_Document text_
:::::
Extending Trace Data
This section currently in the experimental stage and may be adjusted in future versions.
You can also generate derived data from trace. In this chapter, we will show you some examples.
Generate Aggregated Metrics from Trace
The span contains duration_nano
field for span processing time. In this
example, we will create Flow task to
generate latency metrics from trace data.
We will use OpenTelemetry Django instruments for source data. But the source data doesn't really matter because fields used in this example are all generic ones.
Create sink table
First, we create a sink table which is a materialzed view in Flow. For latency quantiles, we will use uddsketch for a quick estimation of latency at given percentile.
CREATE TABLE "django_http_request_latency" (
"span_name" STRING NULL,
"latency_sketch" BINARY,
"time_window" TIMESTAMP time index,
PRIMARY KEY ("span_name")
);
This table contains 3 key columns:
span_name
: the type or name of spanlatency_sketch
: the uddsketch data structuretime_window
: indicate the time window of current record
Create flow
Next we create a flow task to generate uddsketch data for every 30s time window. The example filters spans by the scope name, which is optional depends on your data.
:::::
_To be done_
Output the passage of the trace data page from "We will use OpenTelemetry" up to and including "at given percentile.", copied word for word. The material that follows has no connection to the page on extending trace data.

_Data rows_
:::::
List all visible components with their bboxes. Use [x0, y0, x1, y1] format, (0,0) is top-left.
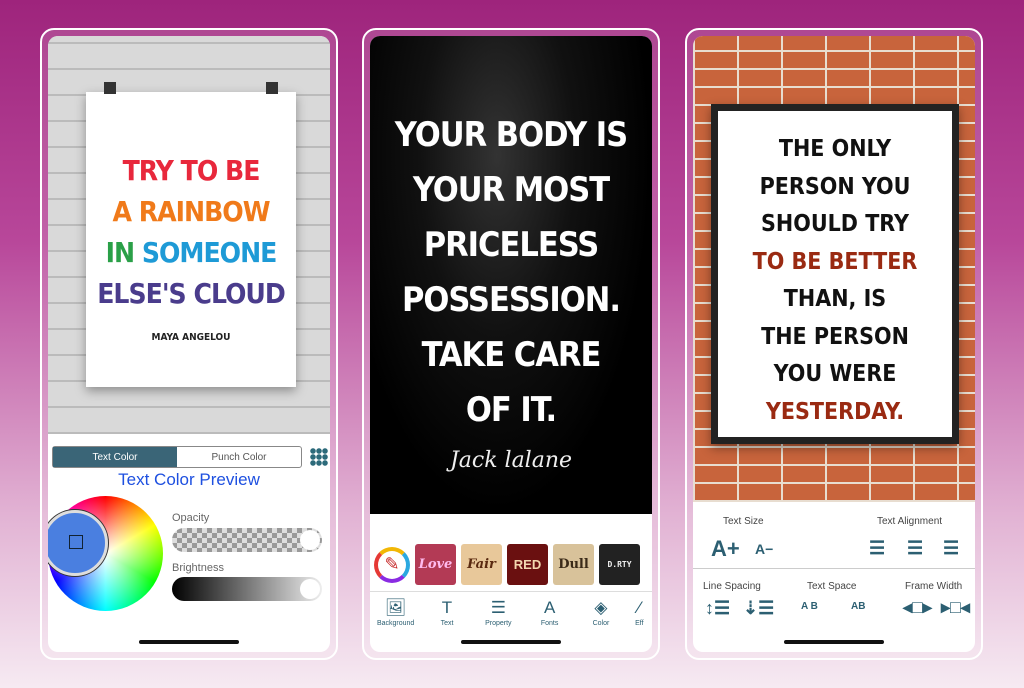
font-style-fair[interactable]: Fair — [461, 544, 502, 585]
tab-punch-color[interactable]: Punch Color — [177, 447, 301, 467]
opacity-slider[interactable] — [172, 528, 322, 552]
toolbar-label: Text — [440, 620, 454, 627]
toolbar-label: Property — [485, 620, 512, 627]
toolbar-property[interactable]: ☰ Property — [475, 598, 521, 627]
phone-text-color: TRY TO BE A RAINBOW IN SOMEONE ELSE'S CL… — [40, 28, 338, 660]
home-indicator — [461, 640, 561, 644]
toolbar-effects[interactable]: ⁄ Eff — [629, 598, 649, 627]
toolbar-label: Fonts — [540, 620, 559, 627]
brightness-slider[interactable] — [172, 577, 322, 601]
phone-fonts: YOUR BODY IS YOUR MOST PRICELESS POSSESS… — [362, 28, 660, 660]
quote-line: TAKE CARE — [421, 335, 602, 375]
clip-icon — [266, 82, 278, 94]
quote-word: IN — [105, 236, 142, 269]
divider — [693, 568, 975, 569]
frame-width-increase-icon[interactable]: ◂□▸ — [903, 597, 932, 618]
signature: Jack lalane — [449, 448, 573, 473]
framed-quote[interactable]: THE ONLY PERSON YOU SHOULD TRY TO BE BETTER… — [711, 104, 959, 444]
selection-square-icon — [69, 535, 83, 549]
quote-line: YOU WERE — [773, 361, 897, 387]
grid-icon[interactable] — [310, 448, 328, 466]
image-icon: 🖼 — [384, 598, 407, 617]
quote-line: PRICELESS — [423, 225, 600, 265]
toolbar-fonts[interactable]: A Fonts — [527, 598, 573, 627]
toolbar-color[interactable]: ◈ Color — [578, 598, 624, 627]
quote-text[interactable]: YOUR BODY IS YOUR MOST PRICELESS POSSESS… — [370, 108, 652, 438]
font-style-dull[interactable]: Dull — [553, 544, 594, 585]
line-spacing-increase-icon[interactable]: ↕☰ — [705, 598, 730, 619]
text-space-increase-icon[interactable]: A B — [801, 601, 818, 612]
text-size-label: Text Size — [723, 516, 764, 527]
text-alignment-label: Text Alignment — [877, 516, 943, 527]
eyedropper-icon[interactable]: ✎ — [374, 546, 410, 583]
quote-line: TRY TO BE — [122, 154, 261, 187]
text-space-label: Text Space — [807, 581, 857, 592]
preview-title: Text Color Preview — [118, 470, 260, 489]
slider-knob[interactable] — [300, 579, 320, 599]
home-indicator — [139, 640, 239, 644]
slider-knob[interactable] — [300, 530, 320, 550]
home-indicator — [784, 640, 884, 644]
text-space-decrease-icon[interactable]: AB — [851, 601, 865, 612]
quote-word: SOMEONE — [141, 236, 278, 269]
frame-width-decrease-icon[interactable]: ▸□◂ — [941, 597, 970, 618]
magic-wand-icon: ⁄ — [637, 598, 641, 617]
quote-line: ELSE'S CLOUD — [97, 277, 286, 310]
toolbar-label: Background — [376, 620, 415, 627]
decrease-text-size-icon[interactable]: A− — [755, 541, 773, 557]
align-left-icon[interactable]: ☰ — [869, 538, 885, 559]
quote-line: PERSON YOU — [759, 173, 911, 200]
clip-icon — [104, 82, 116, 94]
phone-text-property: THE ONLY PERSON YOU SHOULD TRY TO BE BETTER… — [685, 28, 983, 660]
quote-line: YOUR BODY IS — [394, 115, 628, 155]
author: MAYA ANGELOU — [151, 332, 231, 343]
quote-line: POSSESSION. — [402, 280, 621, 320]
color-tabs: Text Color Punch Color — [52, 446, 302, 468]
align-right-icon[interactable]: ☰ — [943, 538, 959, 559]
quote-line: TO BE BETTER — [752, 248, 918, 275]
quote-line: YOUR MOST — [412, 170, 610, 210]
brightness-label: Brightness — [172, 562, 224, 574]
frame-width-label: Frame Width — [905, 581, 963, 592]
line-spacing-decrease-icon[interactable]: ⇣☰ — [743, 598, 774, 619]
quote-line: THE PERSON — [761, 323, 909, 350]
toolbar-background[interactable]: 🖼 Background — [373, 598, 419, 627]
quote-line: THAN, IS — [783, 286, 887, 312]
toolbar-label: Eff — [635, 620, 644, 627]
quote-line: OF IT. — [465, 390, 557, 430]
toolbar-label: Color — [592, 620, 610, 627]
font-style-strip: ✎ Love Fair RED Dull D.RTY — [374, 544, 640, 585]
opacity-label: Opacity — [172, 512, 210, 524]
toolbar-text[interactable]: T Text — [424, 598, 470, 627]
font-style-love[interactable]: Love — [415, 544, 456, 585]
align-center-icon[interactable]: ☰ — [907, 538, 923, 559]
font-style-dirty[interactable]: D.RTY — [599, 544, 640, 585]
text-icon: T — [441, 598, 453, 617]
quote-line: IN SOMEONE — [86, 232, 296, 273]
quote-line: THE ONLY — [778, 136, 892, 162]
quote-line: YESTERDAY. — [765, 398, 905, 425]
quote-line: A RAINBOW — [112, 195, 270, 228]
paint-bucket-icon: ◈ — [594, 598, 608, 617]
align-center-icon: ☰ — [490, 598, 506, 617]
bottom-toolbar: 🖼 Background T Text ☰ Property A Fonts ◈ Colo… — [370, 591, 652, 627]
increase-text-size-icon[interactable]: A+ — [711, 536, 740, 562]
font-style-red[interactable]: RED — [507, 544, 548, 585]
tab-text-color[interactable]: Text Color — [53, 447, 177, 467]
line-spacing-label: Line Spacing — [703, 581, 761, 592]
dark-photo-background: YOUR BODY IS YOUR MOST PRICELESS POSSESS… — [370, 36, 652, 514]
font-icon: A — [543, 598, 556, 617]
poster-canvas[interactable]: TRY TO BE A RAINBOW IN SOMEONE ELSE'S CL… — [86, 82, 296, 387]
quote-line: SHOULD TRY — [761, 211, 909, 237]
:::::
_Answer for this exercise_
We will use OpenTelemetry Django instruments for source data. But the source data doesn't really matter because fields used in this example are all generic ones.
Create sink table
First, we create a sink table which is a materialzed view in Flow. For latency quantiles, we will use uddsketch for a quick estimation of latency at given percentile.